» Aim: Copy the lines holding the word "content", all of them.

+ + + + +

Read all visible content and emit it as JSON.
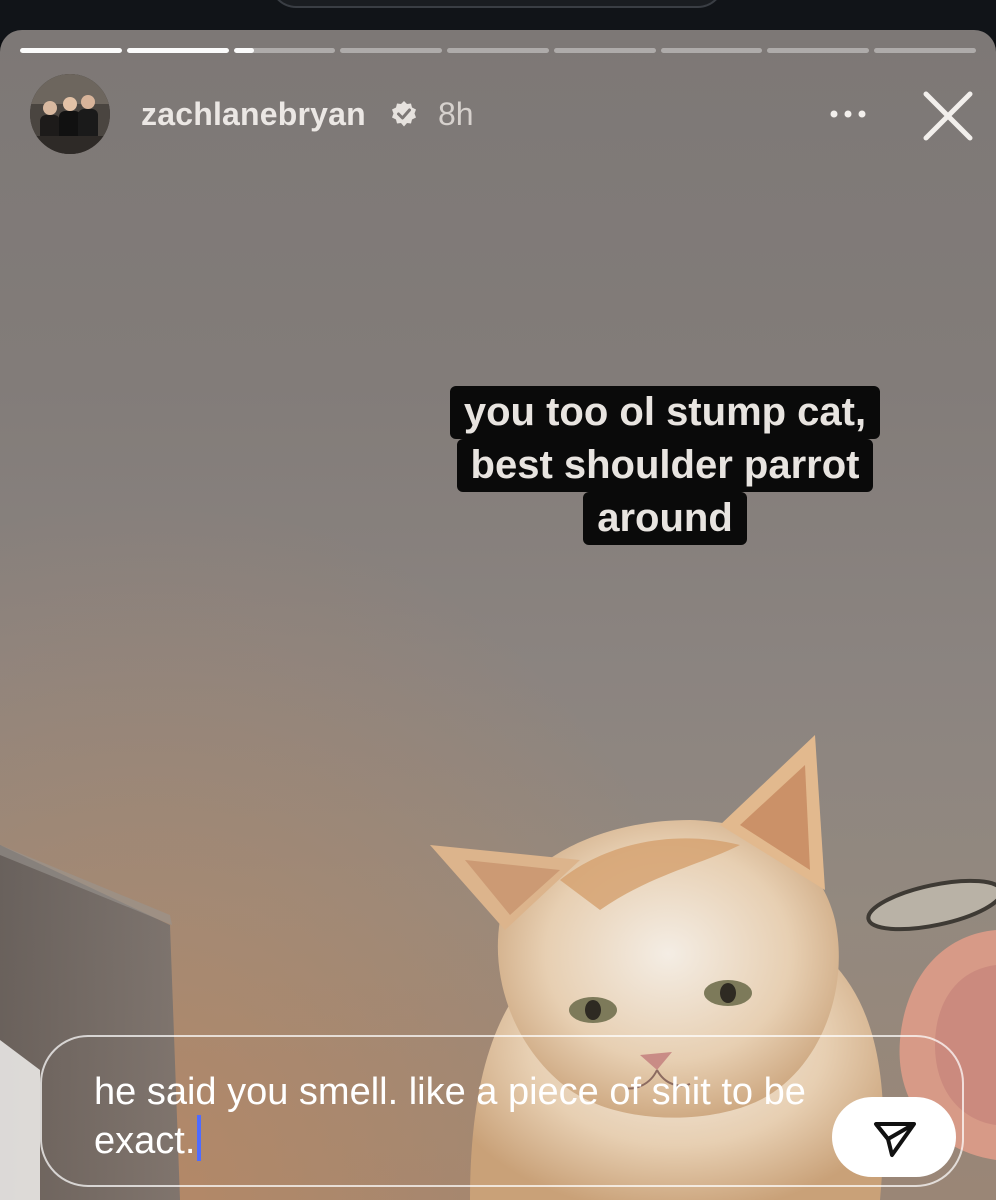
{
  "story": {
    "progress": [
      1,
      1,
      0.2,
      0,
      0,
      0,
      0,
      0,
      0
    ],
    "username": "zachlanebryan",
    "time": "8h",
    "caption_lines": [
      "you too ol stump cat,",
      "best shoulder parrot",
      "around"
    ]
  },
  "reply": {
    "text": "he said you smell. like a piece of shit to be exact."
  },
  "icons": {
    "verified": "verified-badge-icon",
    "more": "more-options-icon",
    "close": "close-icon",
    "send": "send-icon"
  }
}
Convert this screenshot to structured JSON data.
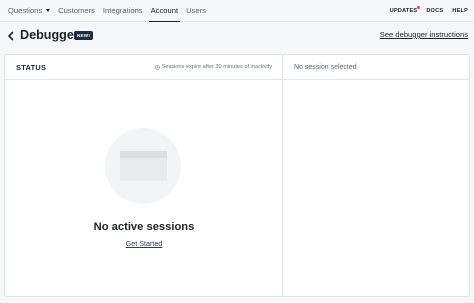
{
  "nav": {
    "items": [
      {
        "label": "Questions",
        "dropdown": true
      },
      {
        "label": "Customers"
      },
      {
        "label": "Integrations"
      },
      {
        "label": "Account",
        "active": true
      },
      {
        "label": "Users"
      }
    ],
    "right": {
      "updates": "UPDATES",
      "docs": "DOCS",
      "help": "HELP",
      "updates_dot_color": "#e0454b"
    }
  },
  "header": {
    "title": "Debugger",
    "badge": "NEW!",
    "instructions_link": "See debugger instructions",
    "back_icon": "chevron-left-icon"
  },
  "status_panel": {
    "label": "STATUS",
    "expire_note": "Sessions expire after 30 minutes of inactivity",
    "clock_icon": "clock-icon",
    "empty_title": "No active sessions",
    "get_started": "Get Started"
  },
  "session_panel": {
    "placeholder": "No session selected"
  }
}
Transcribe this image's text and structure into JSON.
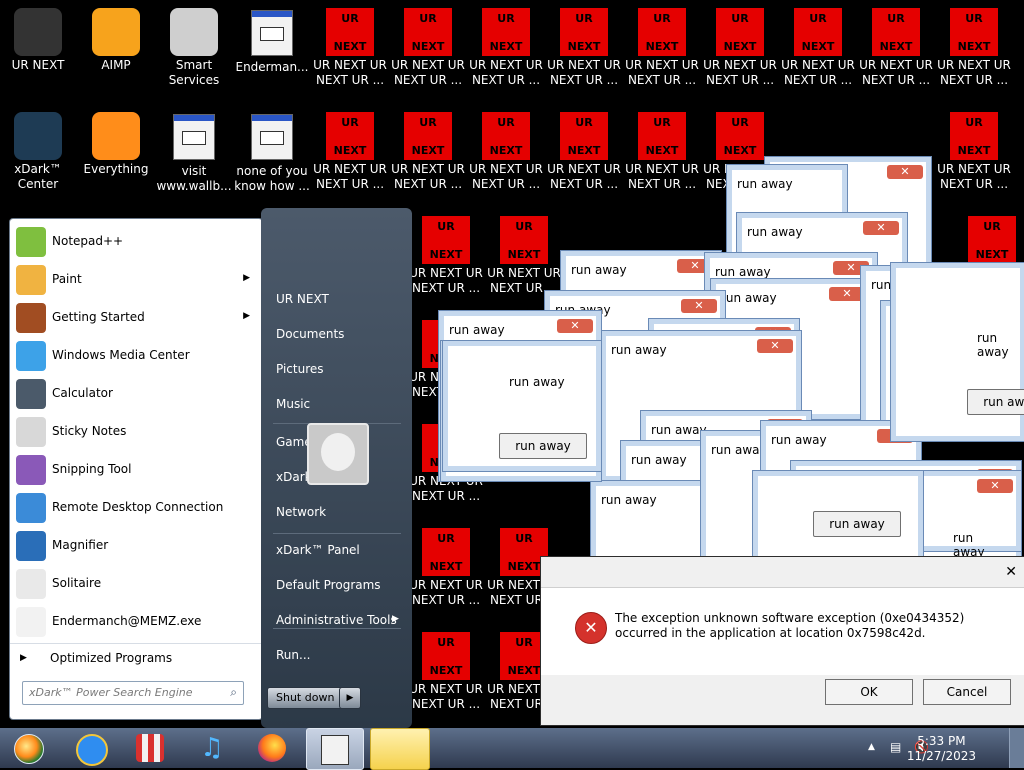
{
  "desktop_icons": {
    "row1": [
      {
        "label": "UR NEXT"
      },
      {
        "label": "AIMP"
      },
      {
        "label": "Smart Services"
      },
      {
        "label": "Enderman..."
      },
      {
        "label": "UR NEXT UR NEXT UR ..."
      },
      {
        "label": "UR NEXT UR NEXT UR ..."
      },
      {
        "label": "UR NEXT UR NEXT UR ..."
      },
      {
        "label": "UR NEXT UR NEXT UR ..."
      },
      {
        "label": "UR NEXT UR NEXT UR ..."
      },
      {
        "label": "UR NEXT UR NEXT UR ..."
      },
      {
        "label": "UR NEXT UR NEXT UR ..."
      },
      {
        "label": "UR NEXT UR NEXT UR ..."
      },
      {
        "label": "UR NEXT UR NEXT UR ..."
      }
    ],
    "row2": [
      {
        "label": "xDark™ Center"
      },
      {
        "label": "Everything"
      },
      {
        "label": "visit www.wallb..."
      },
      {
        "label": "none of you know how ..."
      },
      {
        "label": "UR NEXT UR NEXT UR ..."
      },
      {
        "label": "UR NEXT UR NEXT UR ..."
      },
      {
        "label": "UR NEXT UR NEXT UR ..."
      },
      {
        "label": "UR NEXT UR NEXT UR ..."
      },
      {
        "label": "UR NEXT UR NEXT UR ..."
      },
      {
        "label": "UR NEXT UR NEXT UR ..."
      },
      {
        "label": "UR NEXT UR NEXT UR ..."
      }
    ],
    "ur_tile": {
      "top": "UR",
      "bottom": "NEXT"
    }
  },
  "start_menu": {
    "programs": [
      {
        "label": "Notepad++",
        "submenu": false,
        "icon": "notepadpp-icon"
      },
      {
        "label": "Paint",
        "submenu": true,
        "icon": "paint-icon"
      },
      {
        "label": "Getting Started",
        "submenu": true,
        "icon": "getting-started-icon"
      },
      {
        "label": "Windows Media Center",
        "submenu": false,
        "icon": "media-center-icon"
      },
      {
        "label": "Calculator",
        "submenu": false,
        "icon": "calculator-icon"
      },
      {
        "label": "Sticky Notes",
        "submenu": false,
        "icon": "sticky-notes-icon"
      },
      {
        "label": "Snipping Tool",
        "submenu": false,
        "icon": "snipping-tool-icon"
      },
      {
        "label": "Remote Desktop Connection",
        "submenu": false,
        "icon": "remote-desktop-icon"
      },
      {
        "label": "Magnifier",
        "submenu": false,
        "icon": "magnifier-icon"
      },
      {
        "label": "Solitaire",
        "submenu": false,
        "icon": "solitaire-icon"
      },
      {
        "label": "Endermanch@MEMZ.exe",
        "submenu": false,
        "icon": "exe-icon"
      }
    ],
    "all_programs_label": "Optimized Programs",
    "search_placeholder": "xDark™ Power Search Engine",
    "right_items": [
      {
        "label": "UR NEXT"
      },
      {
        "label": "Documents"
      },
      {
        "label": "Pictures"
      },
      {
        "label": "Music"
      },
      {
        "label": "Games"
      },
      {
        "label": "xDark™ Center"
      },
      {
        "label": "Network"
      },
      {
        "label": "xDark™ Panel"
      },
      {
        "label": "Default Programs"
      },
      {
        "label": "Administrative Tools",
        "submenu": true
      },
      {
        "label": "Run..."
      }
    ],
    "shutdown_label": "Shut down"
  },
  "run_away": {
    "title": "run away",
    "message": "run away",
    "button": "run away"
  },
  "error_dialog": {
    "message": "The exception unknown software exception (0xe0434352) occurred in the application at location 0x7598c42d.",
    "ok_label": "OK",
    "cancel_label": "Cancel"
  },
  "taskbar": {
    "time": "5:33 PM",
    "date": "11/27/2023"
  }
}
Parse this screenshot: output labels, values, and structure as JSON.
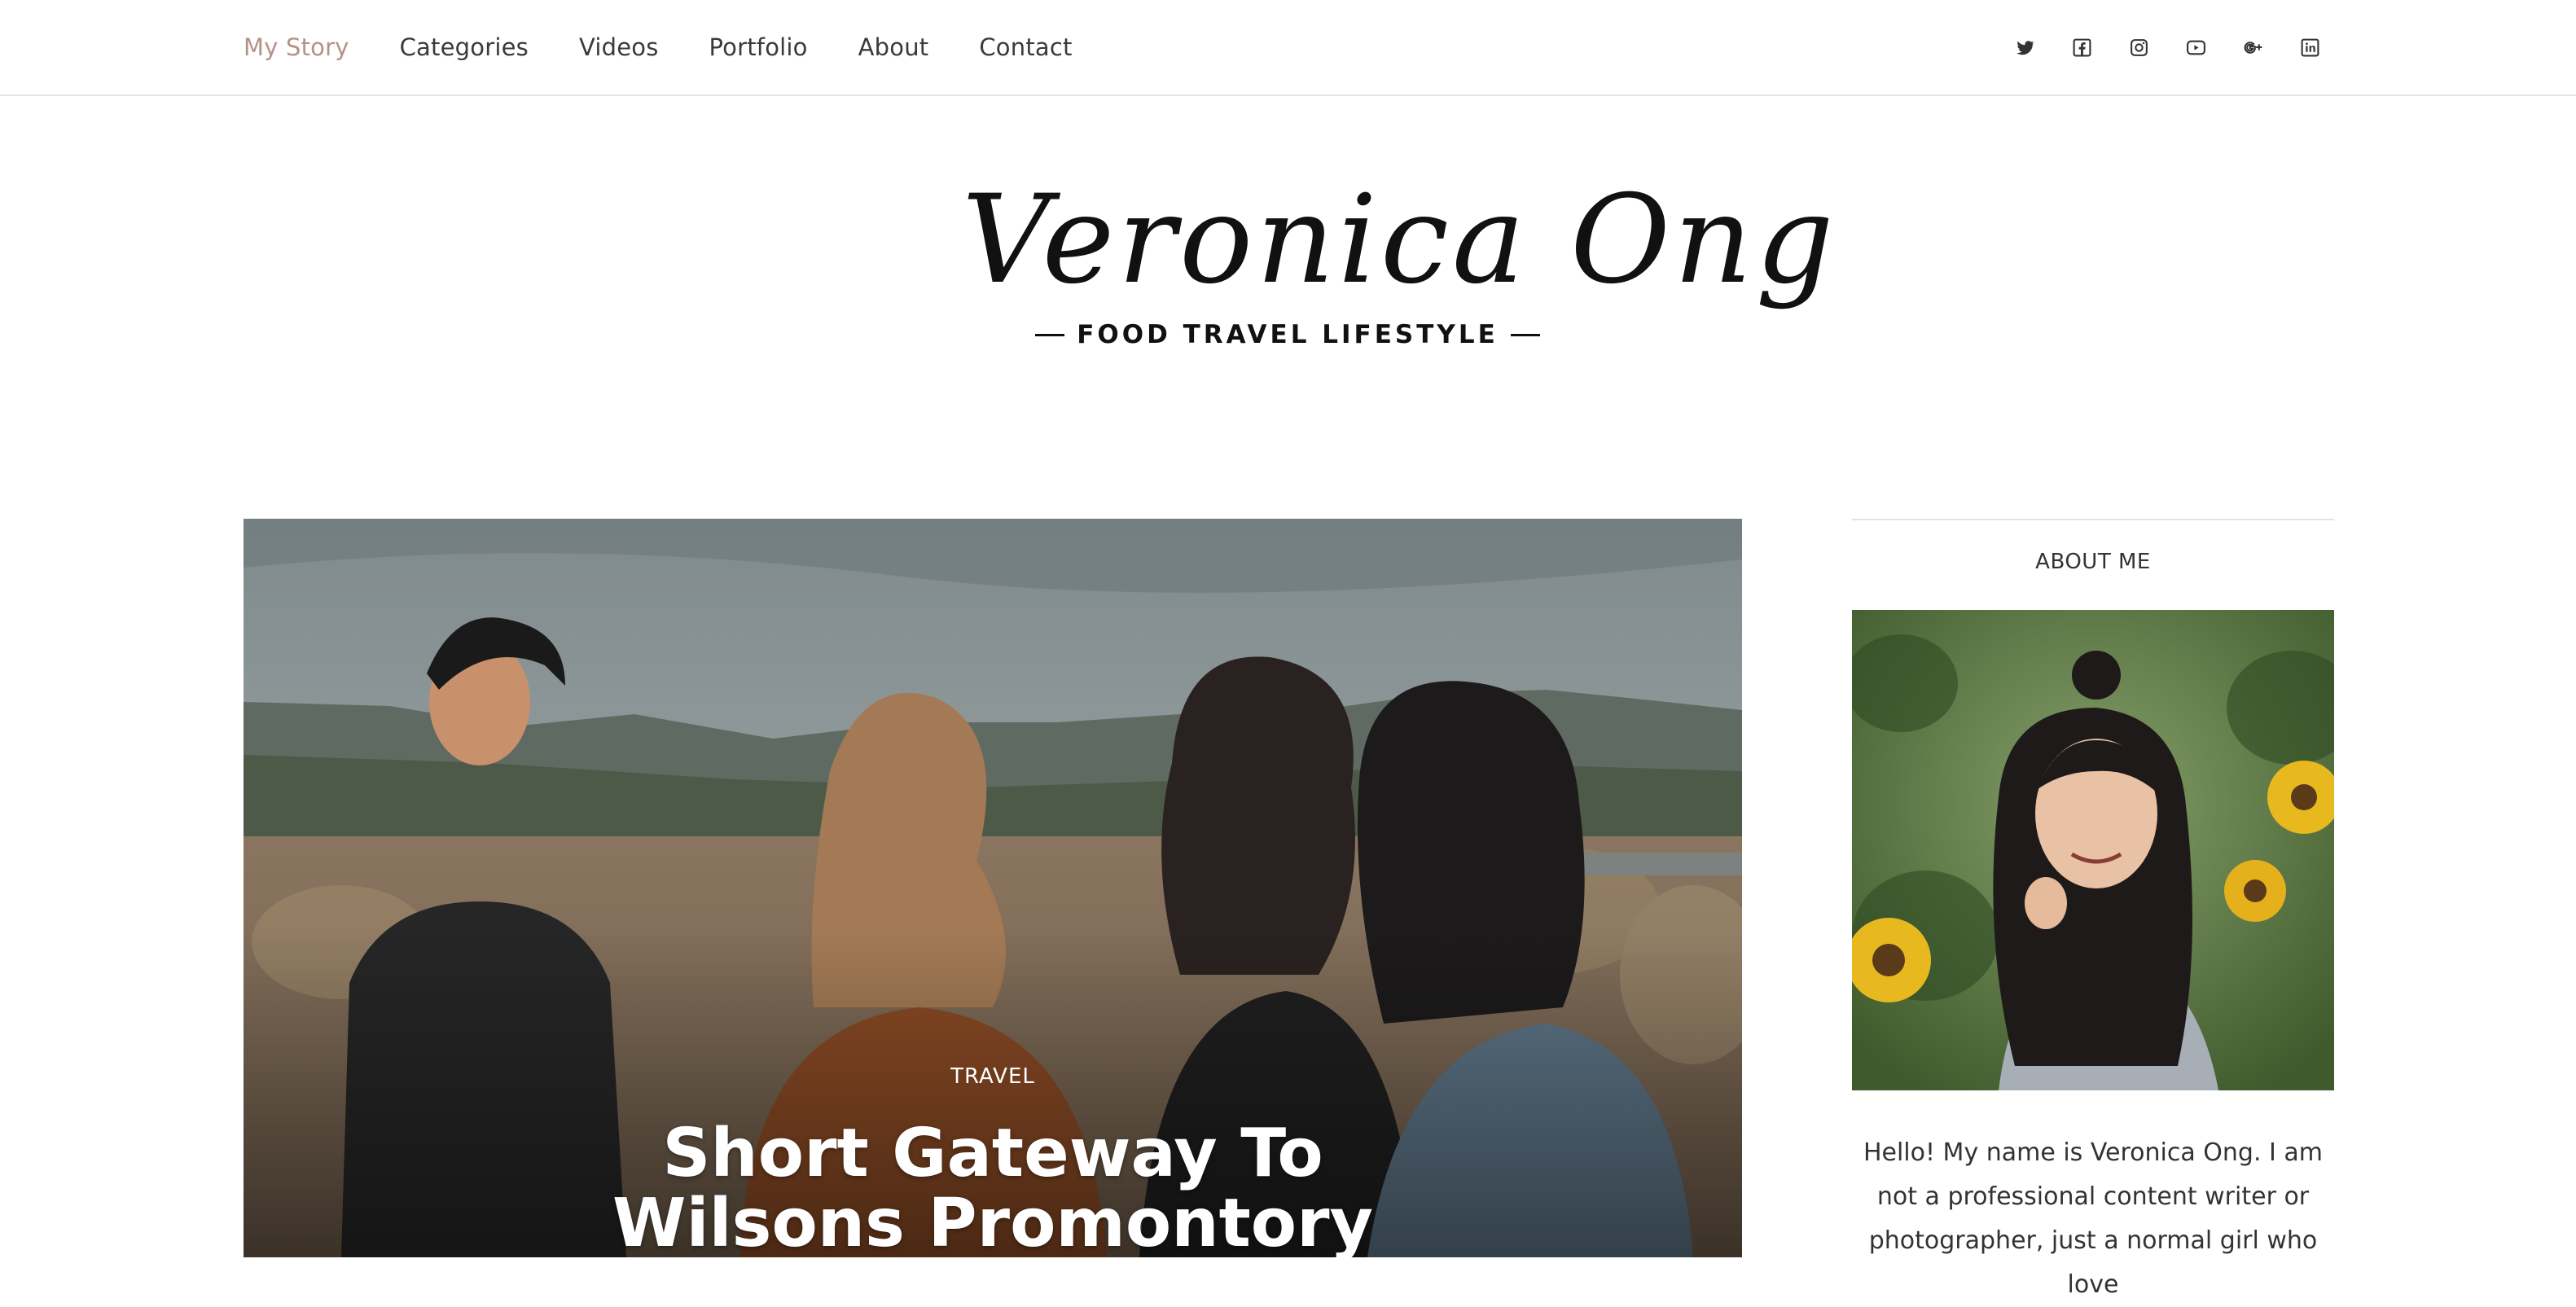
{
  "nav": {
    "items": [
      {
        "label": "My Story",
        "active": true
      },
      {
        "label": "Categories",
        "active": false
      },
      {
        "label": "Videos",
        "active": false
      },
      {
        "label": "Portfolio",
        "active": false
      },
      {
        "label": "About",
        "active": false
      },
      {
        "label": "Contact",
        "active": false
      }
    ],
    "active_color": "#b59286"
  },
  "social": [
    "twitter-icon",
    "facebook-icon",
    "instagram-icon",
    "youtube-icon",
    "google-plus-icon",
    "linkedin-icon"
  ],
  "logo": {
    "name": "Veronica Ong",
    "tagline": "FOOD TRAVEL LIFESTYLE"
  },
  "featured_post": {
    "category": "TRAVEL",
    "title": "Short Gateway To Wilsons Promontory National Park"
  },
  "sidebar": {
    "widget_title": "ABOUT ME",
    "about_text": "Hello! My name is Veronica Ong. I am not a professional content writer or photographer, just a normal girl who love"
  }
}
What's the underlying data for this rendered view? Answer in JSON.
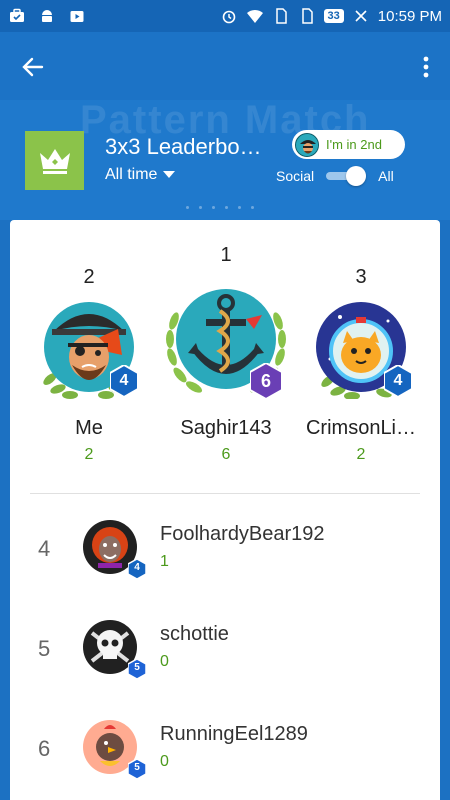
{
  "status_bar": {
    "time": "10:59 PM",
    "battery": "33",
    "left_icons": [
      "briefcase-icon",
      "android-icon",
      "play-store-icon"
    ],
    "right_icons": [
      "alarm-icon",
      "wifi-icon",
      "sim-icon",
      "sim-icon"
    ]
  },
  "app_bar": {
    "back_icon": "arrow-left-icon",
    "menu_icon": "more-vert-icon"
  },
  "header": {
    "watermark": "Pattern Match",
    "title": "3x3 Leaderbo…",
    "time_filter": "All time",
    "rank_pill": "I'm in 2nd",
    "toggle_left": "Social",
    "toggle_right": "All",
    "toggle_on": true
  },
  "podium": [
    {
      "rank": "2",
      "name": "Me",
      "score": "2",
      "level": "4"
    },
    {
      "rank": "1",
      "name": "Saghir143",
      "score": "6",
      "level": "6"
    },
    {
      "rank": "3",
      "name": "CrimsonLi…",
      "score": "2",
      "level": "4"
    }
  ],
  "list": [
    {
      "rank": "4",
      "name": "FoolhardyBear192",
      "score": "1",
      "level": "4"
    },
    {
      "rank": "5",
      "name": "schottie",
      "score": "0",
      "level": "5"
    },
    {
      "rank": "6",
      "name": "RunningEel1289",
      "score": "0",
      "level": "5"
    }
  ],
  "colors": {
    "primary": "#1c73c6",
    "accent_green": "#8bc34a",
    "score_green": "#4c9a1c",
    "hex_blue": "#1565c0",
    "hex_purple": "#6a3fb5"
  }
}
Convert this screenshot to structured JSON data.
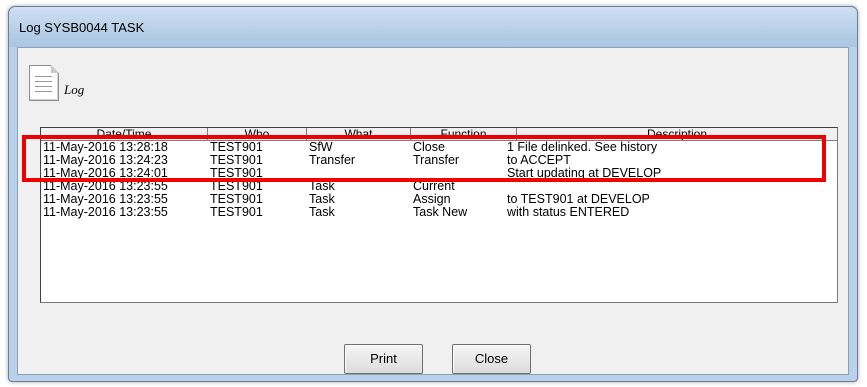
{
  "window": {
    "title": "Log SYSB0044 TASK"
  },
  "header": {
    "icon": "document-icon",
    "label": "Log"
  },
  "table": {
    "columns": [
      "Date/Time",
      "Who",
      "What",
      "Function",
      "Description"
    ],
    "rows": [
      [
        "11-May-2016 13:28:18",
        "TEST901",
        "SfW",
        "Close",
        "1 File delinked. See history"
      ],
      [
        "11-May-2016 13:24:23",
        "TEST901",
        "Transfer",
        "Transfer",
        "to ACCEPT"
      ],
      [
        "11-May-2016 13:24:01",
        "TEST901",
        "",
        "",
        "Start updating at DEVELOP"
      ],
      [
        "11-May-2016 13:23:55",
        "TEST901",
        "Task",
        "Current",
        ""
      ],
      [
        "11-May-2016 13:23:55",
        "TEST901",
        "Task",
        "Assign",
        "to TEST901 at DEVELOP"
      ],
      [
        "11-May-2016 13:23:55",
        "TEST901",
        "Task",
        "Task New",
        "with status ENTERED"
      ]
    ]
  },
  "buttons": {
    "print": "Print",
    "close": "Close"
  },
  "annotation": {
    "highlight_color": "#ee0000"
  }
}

+ + + + +

» Task output:
Read all visible content and emit it as JSON.
    "about_text": "Hello! My name is Veronica Ong. I am not a professional content writer or photographer, just a normal girl who love"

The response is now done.